**Work to do**
Copy out all lines with the word "code" in them.

Dataset items

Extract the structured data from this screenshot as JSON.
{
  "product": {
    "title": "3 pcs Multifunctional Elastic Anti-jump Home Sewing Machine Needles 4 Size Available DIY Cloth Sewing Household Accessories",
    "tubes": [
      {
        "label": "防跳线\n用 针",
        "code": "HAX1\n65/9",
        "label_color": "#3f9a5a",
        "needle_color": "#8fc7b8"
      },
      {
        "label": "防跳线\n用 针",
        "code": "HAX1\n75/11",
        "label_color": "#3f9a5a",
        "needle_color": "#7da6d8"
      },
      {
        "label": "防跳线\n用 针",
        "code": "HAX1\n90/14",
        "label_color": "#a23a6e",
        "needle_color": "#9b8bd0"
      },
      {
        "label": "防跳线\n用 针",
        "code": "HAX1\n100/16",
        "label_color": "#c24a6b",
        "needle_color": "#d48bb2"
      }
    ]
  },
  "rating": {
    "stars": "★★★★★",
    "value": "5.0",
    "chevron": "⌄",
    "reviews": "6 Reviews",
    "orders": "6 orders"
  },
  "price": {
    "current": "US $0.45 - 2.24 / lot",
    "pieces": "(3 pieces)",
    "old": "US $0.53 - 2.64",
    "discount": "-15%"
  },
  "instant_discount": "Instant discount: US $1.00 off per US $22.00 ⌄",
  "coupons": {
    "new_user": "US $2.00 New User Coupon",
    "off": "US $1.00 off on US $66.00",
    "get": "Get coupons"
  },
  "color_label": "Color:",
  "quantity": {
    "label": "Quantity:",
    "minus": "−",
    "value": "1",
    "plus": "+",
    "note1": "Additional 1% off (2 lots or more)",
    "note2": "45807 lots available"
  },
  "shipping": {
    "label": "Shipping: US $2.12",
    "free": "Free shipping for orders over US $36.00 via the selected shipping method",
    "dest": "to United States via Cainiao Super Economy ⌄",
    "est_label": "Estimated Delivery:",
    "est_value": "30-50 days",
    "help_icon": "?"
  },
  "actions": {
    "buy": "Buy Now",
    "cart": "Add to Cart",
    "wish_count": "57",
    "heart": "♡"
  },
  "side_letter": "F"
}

**Exercise answer**
        "code": "HAX1\n65/9",
        "code": "HAX1\n75/11",
        "code": "HAX1\n90/14",
        "code": "HAX1\n100/16",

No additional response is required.